Keep only the lines that hold the string "yang", filtering out the rest of the entries below.

----------------

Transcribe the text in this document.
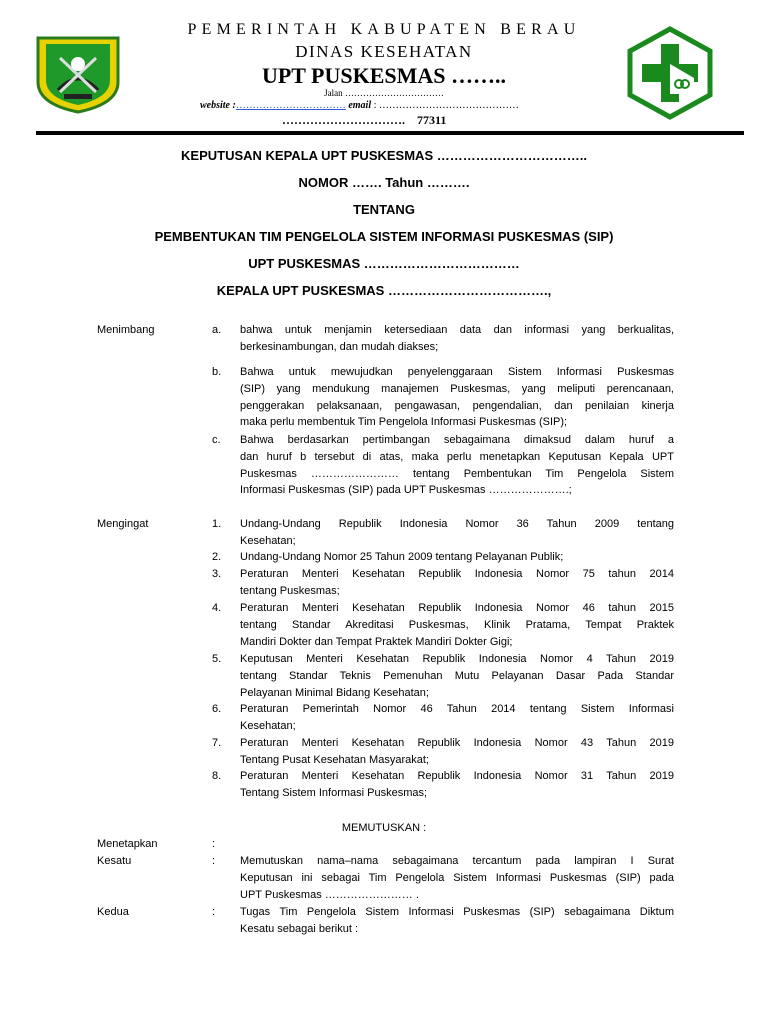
PEMERINTAH KABUPATEN BERAU
DINAS KESEHATAN
UPT PUSKESMAS ……..
Jalan ……………………………
website :…………………………… email : ……………………………………
…………………………. 77311
KEPUTUSAN KEPALA UPT PUSKESMAS ……………………………..
NOMOR ……. Tahun ……….
TENTANG
PEMBENTUKAN TIM PENGELOLA SISTEM INFORMASI PUSKESMAS (SIP)
UPT PUSKESMAS ………………………………
KEPALA UPT PUSKESMAS ……………………………….,
Menimbang	a. bahwa untuk menjamin ketersediaan data dan informasi yang berkualitas,
berkesinambungan, dan mudah diakses;
b. Bahwa untuk mewujudkan penyelenggaraan Sistem Informasi Puskesmas
(SIP) yang mendukung manajemen Puskesmas, yang meliputi perencanaan,
penggerakan pelaksanaan, pengawasan, pengendalian, dan penilaian kinerja
maka perlu membentuk Tim Pengelola Informasi Puskesmas (SIP);
c. Bahwa berdasarkan pertimbangan sebagaimana dimaksud dalam huruf a
dan huruf b tersebut di atas, maka perlu menetapkan Keputusan Kepala UPT
Puskesmas …………………… tentang Pembentukan Tim Pengelola Sistem
Informasi Puskesmas (SIP) pada UPT Puskesmas ………………….;
Mengingat	1. Undang-Undang Republik Indonesia Nomor 36 Tahun 2009 tentang
Kesehatan;
2. Undang-Undang Nomor 25 Tahun 2009 tentang Pelayanan Publik;
3. Peraturan Menteri Kesehatan Republik Indonesia Nomor 75 tahun 2014
tentang Puskesmas;
4. Peraturan Menteri Kesehatan Republik Indonesia Nomor 46 tahun 2015
tentang Standar Akreditasi Puskesmas, Klinik Pratama, Tempat Praktek
Mandiri Dokter dan Tempat Praktek Mandiri Dokter Gigi;
5. Keputusan Menteri Kesehatan Republik Indonesia Nomor 4 Tahun 2019
tentang Standar Teknis Pemenuhan Mutu Pelayanan Dasar Pada Standar
Pelayanan Minimal Bidang Kesehatan;
6. Peraturan Pemerintah Nomor 46 Tahun 2014 tentang Sistem Informasi
Kesehatan;
7. Peraturan Menteri Kesehatan Republik Indonesia Nomor 43 Tahun 2019
Tentang Pusat Kesehatan Masyarakat;
8. Peraturan Menteri Kesehatan Republik Indonesia Nomor 31 Tahun 2019
Tentang Sistem Informasi Puskesmas;
MEMUTUSKAN :
Menetapkan	:
Kesatu	: Memutuskan nama–nama sebagaimana tercantum pada lampiran I Surat
Keputusan ini sebagai Tim Pengelola Sistem Informasi Puskesmas (SIP) pada
UPT Puskesmas …………………… .
Kedua	: Tugas Tim Pengelola Sistem Informasi Puskesmas (SIP) sebagaimana Diktum
Kesatu sebagai berikut :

----------------

● Complete answer:
Menimbang	a. bahwa untuk menjamin ketersediaan data dan informasi yang berkualitas,
(SIP) yang mendukung manajemen Puskesmas, yang meliputi perencanaan,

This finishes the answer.